▶ [Aim of the exercise]: Restate the records below word for word, and omit the images they hold.

(Records excerpted from a collection)
= = =

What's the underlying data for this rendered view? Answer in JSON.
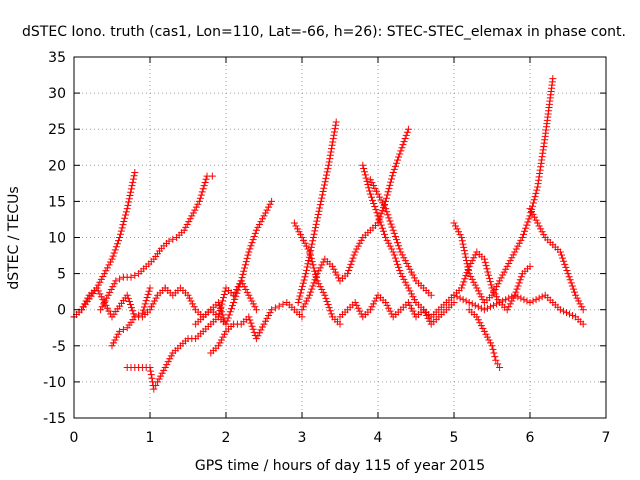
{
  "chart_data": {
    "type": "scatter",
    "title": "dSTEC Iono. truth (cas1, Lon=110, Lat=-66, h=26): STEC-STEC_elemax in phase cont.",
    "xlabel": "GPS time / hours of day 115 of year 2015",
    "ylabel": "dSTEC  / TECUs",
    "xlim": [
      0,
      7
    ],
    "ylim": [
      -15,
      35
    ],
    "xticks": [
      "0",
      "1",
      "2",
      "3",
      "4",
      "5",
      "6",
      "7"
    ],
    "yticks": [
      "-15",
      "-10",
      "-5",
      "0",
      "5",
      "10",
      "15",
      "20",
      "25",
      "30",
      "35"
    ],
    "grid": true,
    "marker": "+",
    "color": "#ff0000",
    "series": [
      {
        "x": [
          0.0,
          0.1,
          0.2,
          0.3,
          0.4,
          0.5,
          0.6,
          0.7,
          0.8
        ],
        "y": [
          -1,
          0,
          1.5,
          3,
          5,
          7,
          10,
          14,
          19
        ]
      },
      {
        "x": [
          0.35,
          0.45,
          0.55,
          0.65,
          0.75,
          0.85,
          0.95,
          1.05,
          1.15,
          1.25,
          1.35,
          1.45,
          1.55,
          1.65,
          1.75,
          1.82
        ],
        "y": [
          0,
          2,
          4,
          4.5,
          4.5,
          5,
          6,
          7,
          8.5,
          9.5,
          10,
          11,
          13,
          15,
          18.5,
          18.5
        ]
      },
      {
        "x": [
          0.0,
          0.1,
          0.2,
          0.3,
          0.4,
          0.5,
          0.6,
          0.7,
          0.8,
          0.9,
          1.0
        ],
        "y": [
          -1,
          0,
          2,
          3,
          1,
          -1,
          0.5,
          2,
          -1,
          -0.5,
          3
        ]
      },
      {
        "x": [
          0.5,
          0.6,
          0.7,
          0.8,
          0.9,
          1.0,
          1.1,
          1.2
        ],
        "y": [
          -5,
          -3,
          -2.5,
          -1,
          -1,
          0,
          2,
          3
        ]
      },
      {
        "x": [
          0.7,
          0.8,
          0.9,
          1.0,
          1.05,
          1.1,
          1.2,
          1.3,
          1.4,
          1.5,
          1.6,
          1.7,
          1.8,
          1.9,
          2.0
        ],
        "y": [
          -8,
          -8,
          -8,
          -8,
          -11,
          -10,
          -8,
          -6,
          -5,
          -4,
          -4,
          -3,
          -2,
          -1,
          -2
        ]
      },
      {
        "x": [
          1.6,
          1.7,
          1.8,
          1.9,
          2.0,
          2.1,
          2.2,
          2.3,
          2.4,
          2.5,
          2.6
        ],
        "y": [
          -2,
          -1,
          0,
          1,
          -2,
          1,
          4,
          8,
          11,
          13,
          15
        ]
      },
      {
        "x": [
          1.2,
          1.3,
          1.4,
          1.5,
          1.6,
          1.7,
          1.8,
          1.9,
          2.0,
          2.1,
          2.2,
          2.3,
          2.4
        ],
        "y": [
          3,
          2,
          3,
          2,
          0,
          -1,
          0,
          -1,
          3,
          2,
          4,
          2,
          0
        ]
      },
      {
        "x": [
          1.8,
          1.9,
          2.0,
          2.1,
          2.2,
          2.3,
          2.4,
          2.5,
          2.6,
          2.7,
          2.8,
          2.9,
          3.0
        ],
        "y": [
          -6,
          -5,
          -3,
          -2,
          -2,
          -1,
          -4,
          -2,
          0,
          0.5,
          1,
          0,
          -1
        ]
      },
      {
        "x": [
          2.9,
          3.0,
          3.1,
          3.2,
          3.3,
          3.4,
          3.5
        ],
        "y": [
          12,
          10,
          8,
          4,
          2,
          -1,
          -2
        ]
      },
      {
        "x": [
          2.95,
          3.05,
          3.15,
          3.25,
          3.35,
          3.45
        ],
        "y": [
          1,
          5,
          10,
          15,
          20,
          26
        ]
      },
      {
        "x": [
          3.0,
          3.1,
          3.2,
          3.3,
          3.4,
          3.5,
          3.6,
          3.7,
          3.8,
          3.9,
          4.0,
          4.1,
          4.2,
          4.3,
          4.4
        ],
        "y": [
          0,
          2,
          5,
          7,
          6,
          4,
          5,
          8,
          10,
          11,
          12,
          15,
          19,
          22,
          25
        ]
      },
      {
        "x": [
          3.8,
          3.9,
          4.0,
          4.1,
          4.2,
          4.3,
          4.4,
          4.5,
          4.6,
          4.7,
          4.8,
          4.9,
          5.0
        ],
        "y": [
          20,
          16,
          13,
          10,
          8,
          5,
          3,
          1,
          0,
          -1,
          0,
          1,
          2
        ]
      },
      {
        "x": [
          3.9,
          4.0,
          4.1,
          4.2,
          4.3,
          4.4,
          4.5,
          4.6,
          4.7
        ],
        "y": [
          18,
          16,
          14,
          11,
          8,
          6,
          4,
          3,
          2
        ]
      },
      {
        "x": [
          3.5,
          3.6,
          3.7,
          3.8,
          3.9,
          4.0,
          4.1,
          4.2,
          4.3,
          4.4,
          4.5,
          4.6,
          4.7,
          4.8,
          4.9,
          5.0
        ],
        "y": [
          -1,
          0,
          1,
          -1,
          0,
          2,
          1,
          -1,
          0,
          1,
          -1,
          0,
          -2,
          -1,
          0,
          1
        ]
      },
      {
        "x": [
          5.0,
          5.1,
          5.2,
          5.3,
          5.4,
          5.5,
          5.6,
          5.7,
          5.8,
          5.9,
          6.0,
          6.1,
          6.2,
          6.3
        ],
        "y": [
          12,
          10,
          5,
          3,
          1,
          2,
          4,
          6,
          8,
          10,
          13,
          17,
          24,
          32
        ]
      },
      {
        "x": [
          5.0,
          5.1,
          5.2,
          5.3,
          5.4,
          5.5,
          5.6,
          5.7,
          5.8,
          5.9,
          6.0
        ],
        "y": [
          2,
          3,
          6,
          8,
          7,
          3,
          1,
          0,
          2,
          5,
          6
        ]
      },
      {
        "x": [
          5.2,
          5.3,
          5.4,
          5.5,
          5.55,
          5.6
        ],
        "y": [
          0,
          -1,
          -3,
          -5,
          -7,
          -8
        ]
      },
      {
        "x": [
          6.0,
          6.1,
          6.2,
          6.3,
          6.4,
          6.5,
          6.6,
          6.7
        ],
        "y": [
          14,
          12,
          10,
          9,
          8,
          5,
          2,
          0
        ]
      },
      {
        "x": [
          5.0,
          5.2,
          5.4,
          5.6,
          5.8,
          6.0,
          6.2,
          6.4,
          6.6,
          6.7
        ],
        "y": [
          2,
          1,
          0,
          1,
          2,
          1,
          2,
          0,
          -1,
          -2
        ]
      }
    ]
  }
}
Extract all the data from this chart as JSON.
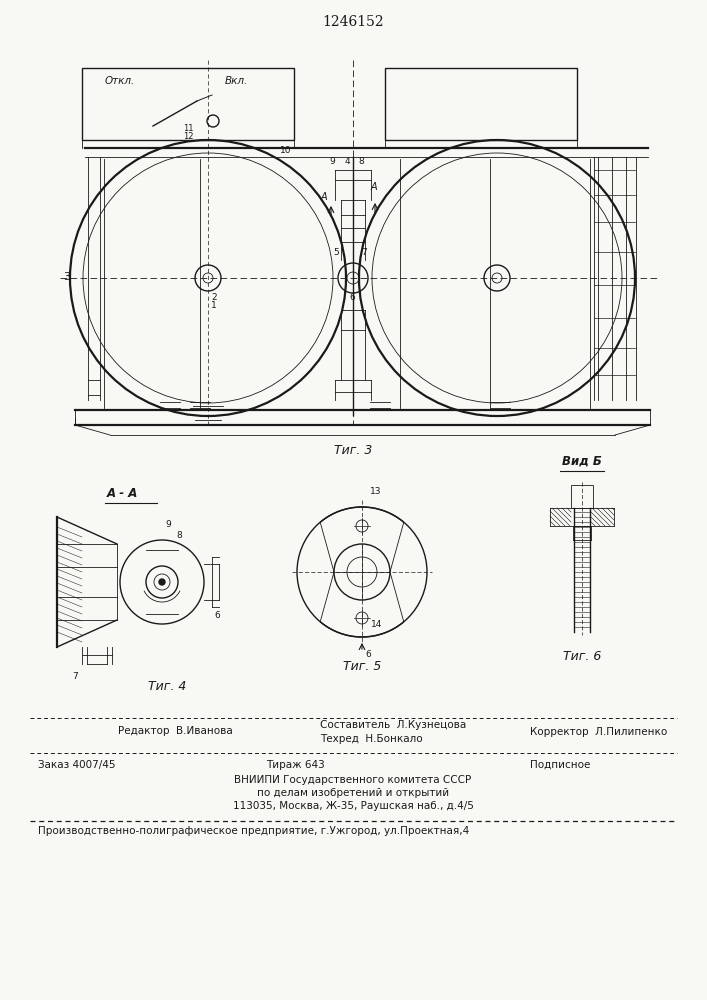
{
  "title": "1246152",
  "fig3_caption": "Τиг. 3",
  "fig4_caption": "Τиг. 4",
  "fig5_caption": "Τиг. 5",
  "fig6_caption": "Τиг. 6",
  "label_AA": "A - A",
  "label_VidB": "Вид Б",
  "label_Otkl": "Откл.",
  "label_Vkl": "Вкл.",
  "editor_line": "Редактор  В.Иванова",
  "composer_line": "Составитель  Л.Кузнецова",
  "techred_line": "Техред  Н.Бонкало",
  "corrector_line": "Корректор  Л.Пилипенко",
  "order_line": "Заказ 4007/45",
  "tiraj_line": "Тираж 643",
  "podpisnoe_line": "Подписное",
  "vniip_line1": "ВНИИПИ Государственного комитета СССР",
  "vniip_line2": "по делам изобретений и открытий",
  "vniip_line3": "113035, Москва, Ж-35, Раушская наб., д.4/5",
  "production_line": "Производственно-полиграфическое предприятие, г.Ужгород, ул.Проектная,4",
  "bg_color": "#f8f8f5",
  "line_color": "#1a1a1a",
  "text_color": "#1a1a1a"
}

= = =

▶ [The completed task]:
What's the underlying data for this rendered view? Answer in JSON.
{
  "chart_data": {
    "type": "scatter",
    "title": "dSTEC Iono. truth (cas1, Lon=110, Lat=-66, h=26): STEC-STEC_elemax in phase cont.",
    "xlabel": "GPS time / hours of day 115 of year 2015",
    "ylabel": "dSTEC  / TECUs",
    "xlim": [
      0,
      7
    ],
    "ylim": [
      -15,
      35
    ],
    "xticks": [
      "0",
      "1",
      "2",
      "3",
      "4",
      "5",
      "6",
      "7"
    ],
    "yticks": [
      "-15",
      "-10",
      "-5",
      "0",
      "5",
      "10",
      "15",
      "20",
      "25",
      "30",
      "35"
    ],
    "grid": true,
    "marker": "+",
    "color": "#ff0000",
    "series": [
      {
        "x": [
          0.0,
          0.1,
          0.2,
          0.3,
          0.4,
          0.5,
          0.6,
          0.7,
          0.8
        ],
        "y": [
          -1,
          0,
          1.5,
          3,
          5,
          7,
          10,
          14,
          19
        ]
      },
      {
        "x": [
          0.35,
          0.45,
          0.55,
          0.65,
          0.75,
          0.85,
          0.95,
          1.05,
          1.15,
          1.25,
          1.35,
          1.45,
          1.55,
          1.65,
          1.75,
          1.82
        ],
        "y": [
          0,
          2,
          4,
          4.5,
          4.5,
          5,
          6,
          7,
          8.5,
          9.5,
          10,
          11,
          13,
          15,
          18.5,
          18.5
        ]
      },
      {
        "x": [
          0.0,
          0.1,
          0.2,
          0.3,
          0.4,
          0.5,
          0.6,
          0.7,
          0.8,
          0.9,
          1.0
        ],
        "y": [
          -1,
          0,
          2,
          3,
          1,
          -1,
          0.5,
          2,
          -1,
          -0.5,
          3
        ]
      },
      {
        "x": [
          0.5,
          0.6,
          0.7,
          0.8,
          0.9,
          1.0,
          1.1,
          1.2
        ],
        "y": [
          -5,
          -3,
          -2.5,
          -1,
          -1,
          0,
          2,
          3
        ]
      },
      {
        "x": [
          0.7,
          0.8,
          0.9,
          1.0,
          1.05,
          1.1,
          1.2,
          1.3,
          1.4,
          1.5,
          1.6,
          1.7,
          1.8,
          1.9,
          2.0
        ],
        "y": [
          -8,
          -8,
          -8,
          -8,
          -11,
          -10,
          -8,
          -6,
          -5,
          -4,
          -4,
          -3,
          -2,
          -1,
          -2
        ]
      },
      {
        "x": [
          1.6,
          1.7,
          1.8,
          1.9,
          2.0,
          2.1,
          2.2,
          2.3,
          2.4,
          2.5,
          2.6
        ],
        "y": [
          -2,
          -1,
          0,
          1,
          -2,
          1,
          4,
          8,
          11,
          13,
          15
        ]
      },
      {
        "x": [
          1.2,
          1.3,
          1.4,
          1.5,
          1.6,
          1.7,
          1.8,
          1.9,
          2.0,
          2.1,
          2.2,
          2.3,
          2.4
        ],
        "y": [
          3,
          2,
          3,
          2,
          0,
          -1,
          0,
          -1,
          3,
          2,
          4,
          2,
          0
        ]
      },
      {
        "x": [
          1.8,
          1.9,
          2.0,
          2.1,
          2.2,
          2.3,
          2.4,
          2.5,
          2.6,
          2.7,
          2.8,
          2.9,
          3.0
        ],
        "y": [
          -6,
          -5,
          -3,
          -2,
          -2,
          -1,
          -4,
          -2,
          0,
          0.5,
          1,
          0,
          -1
        ]
      },
      {
        "x": [
          2.9,
          3.0,
          3.1,
          3.2,
          3.3,
          3.4,
          3.5
        ],
        "y": [
          12,
          10,
          8,
          4,
          2,
          -1,
          -2
        ]
      },
      {
        "x": [
          2.95,
          3.05,
          3.15,
          3.25,
          3.35,
          3.45
        ],
        "y": [
          1,
          5,
          10,
          15,
          20,
          26
        ]
      },
      {
        "x": [
          3.0,
          3.1,
          3.2,
          3.3,
          3.4,
          3.5,
          3.6,
          3.7,
          3.8,
          3.9,
          4.0,
          4.1,
          4.2,
          4.3,
          4.4
        ],
        "y": [
          0,
          2,
          5,
          7,
          6,
          4,
          5,
          8,
          10,
          11,
          12,
          15,
          19,
          22,
          25
        ]
      },
      {
        "x": [
          3.8,
          3.9,
          4.0,
          4.1,
          4.2,
          4.3,
          4.4,
          4.5,
          4.6,
          4.7,
          4.8,
          4.9,
          5.0
        ],
        "y": [
          20,
          16,
          13,
          10,
          8,
          5,
          3,
          1,
          0,
          -1,
          0,
          1,
          2
        ]
      },
      {
        "x": [
          3.9,
          4.0,
          4.1,
          4.2,
          4.3,
          4.4,
          4.5,
          4.6,
          4.7
        ],
        "y": [
          18,
          16,
          14,
          11,
          8,
          6,
          4,
          3,
          2
        ]
      },
      {
        "x": [
          3.5,
          3.6,
          3.7,
          3.8,
          3.9,
          4.0,
          4.1,
          4.2,
          4.3,
          4.4,
          4.5,
          4.6,
          4.7,
          4.8,
          4.9,
          5.0
        ],
        "y": [
          -1,
          0,
          1,
          -1,
          0,
          2,
          1,
          -1,
          0,
          1,
          -1,
          0,
          -2,
          -1,
          0,
          1
        ]
      },
      {
        "x": [
          5.0,
          5.1,
          5.2,
          5.3,
          5.4,
          5.5,
          5.6,
          5.7,
          5.8,
          5.9,
          6.0,
          6.1,
          6.2,
          6.3
        ],
        "y": [
          12,
          10,
          5,
          3,
          1,
          2,
          4,
          6,
          8,
          10,
          13,
          17,
          24,
          32
        ]
      },
      {
        "x": [
          5.0,
          5.1,
          5.2,
          5.3,
          5.4,
          5.5,
          5.6,
          5.7,
          5.8,
          5.9,
          6.0
        ],
        "y": [
          2,
          3,
          6,
          8,
          7,
          3,
          1,
          0,
          2,
          5,
          6
        ]
      },
      {
        "x": [
          5.2,
          5.3,
          5.4,
          5.5,
          5.55,
          5.6
        ],
        "y": [
          0,
          -1,
          -3,
          -5,
          -7,
          -8
        ]
      },
      {
        "x": [
          6.0,
          6.1,
          6.2,
          6.3,
          6.4,
          6.5,
          6.6,
          6.7
        ],
        "y": [
          14,
          12,
          10,
          9,
          8,
          5,
          2,
          0
        ]
      },
      {
        "x": [
          5.0,
          5.2,
          5.4,
          5.6,
          5.8,
          6.0,
          6.2,
          6.4,
          6.6,
          6.7
        ],
        "y": [
          2,
          1,
          0,
          1,
          2,
          1,
          2,
          0,
          -1,
          -2
        ]
      }
    ]
  }
}
Extract all the data from this chart as JSON.
{
  "title": "1246152",
  "fig3_caption": "Τиг. 3",
  "fig4_caption": "Τиг. 4",
  "fig5_caption": "Τиг. 5",
  "fig6_caption": "Τиг. 6",
  "label_AA": "A - A",
  "label_VidB": "Вид Б",
  "label_Otkl": "Откл.",
  "label_Vkl": "Вкл.",
  "editor_line": "Редактор  В.Иванова",
  "composer_line": "Составитель  Л.Кузнецова",
  "techred_line": "Техред  Н.Бонкало",
  "corrector_line": "Корректор  Л.Пилипенко",
  "order_line": "Заказ 4007/45",
  "tiraj_line": "Тираж 643",
  "podpisnoe_line": "Подписное",
  "vniip_line1": "ВНИИПИ Государственного комитета СССР",
  "vniip_line2": "по делам изобретений и открытий",
  "vniip_line3": "113035, Москва, Ж-35, Раушская наб., д.4/5",
  "production_line": "Производственно-полиграфическое предприятие, г.Ужгород, ул.Проектная,4",
  "bg_color": "#f8f8f5",
  "line_color": "#1a1a1a",
  "text_color": "#1a1a1a"
}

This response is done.